▶ **Records from a dataset**
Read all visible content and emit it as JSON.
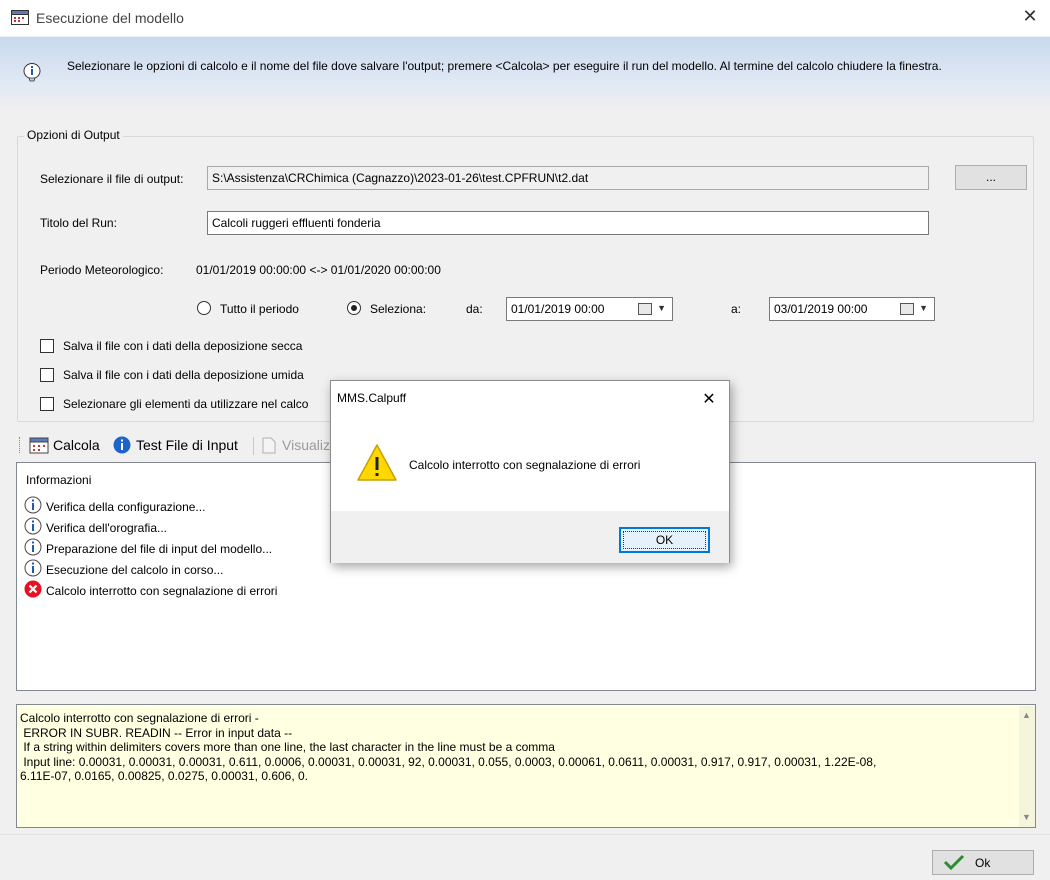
{
  "window": {
    "title": "Esecuzione del modello",
    "close_glyph": "✕"
  },
  "banner": {
    "text": "Selezionare le opzioni di calcolo e il nome del file dove salvare l'output; premere <Calcola> per eseguire il run del modello. Al termine del calcolo chiudere la finestra."
  },
  "output_options": {
    "legend": "Opzioni di Output",
    "file_label": "Selezionare il file di output:",
    "file_value": "S:\\Assistenza\\CRChimica (Cagnazzo)\\2023-01-26\\test.CPFRUN\\t2.dat",
    "browse_label": "...",
    "run_title_label": "Titolo del Run:",
    "run_title_value": "Calcoli ruggeri effluenti fonderia",
    "period_label": "Periodo Meteorologico:",
    "period_value": "01/01/2019 00:00:00 <-> 01/01/2020 00:00:00",
    "radio_all": "Tutto il periodo",
    "radio_select": "Seleziona:",
    "selected_radio": "select",
    "from_label": "da:",
    "from_value": "01/01/2019 00:00",
    "to_label": "a:",
    "to_value": "03/01/2019 00:00",
    "checkboxes": [
      {
        "label": "Salva il file con i dati della deposizione secca",
        "checked": false
      },
      {
        "label": "Salva il file con i dati della deposizione umida",
        "checked": false
      },
      {
        "label": "Selezionare gli elementi da utilizzare nel calco",
        "checked": false
      }
    ]
  },
  "toolbar": {
    "calcola": "Calcola",
    "test_file": "Test File di Input",
    "visualizza": "Visualiz"
  },
  "info": {
    "header": "Informazioni",
    "items": [
      {
        "text": "Verifica della configurazione...",
        "icon": "info-icon"
      },
      {
        "text": "Verifica dell'orografia...",
        "icon": "info-icon"
      },
      {
        "text": "Preparazione del file di input del modello...",
        "icon": "info-icon"
      },
      {
        "text": "Esecuzione del calcolo in corso...",
        "icon": "info-icon"
      },
      {
        "text": "Calcolo interrotto con segnalazione di errori",
        "icon": "error-icon"
      }
    ]
  },
  "error_log": {
    "text": "Calcolo interrotto con segnalazione di errori -\n ERROR IN SUBR. READIN -- Error in input data --\n If a string within delimiters covers more than one line, the last character in the line must be a comma\n Input line: 0.00031, 0.00031, 0.00031, 0.611, 0.0006, 0.00031, 0.00031, 92, 0.00031, 0.055, 0.0003, 0.00061, 0.0611, 0.00031, 0.917, 0.917, 0.00031, 1.22E-08,\n6.11E-07, 0.0165, 0.00825, 0.0275, 0.00031, 0.606, 0."
  },
  "bottom": {
    "ok_label": "Ok"
  },
  "modal": {
    "title": "MMS.Calpuff",
    "message": "Calcolo interrotto con segnalazione di errori",
    "ok_label": "OK",
    "close_glyph": "✕"
  },
  "colors": {
    "accent": "#0078d7",
    "banner_top": "#c9d9ee",
    "error_bg": "#ffffe1",
    "warning": "#ffd800",
    "error_red": "#e81123",
    "info_blue": "#1e5ab4"
  }
}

▶ **Task description**
Calculate how many lines of the material include the string "deposizione", and state that number by itself.

▶ **Answer to this problem**
2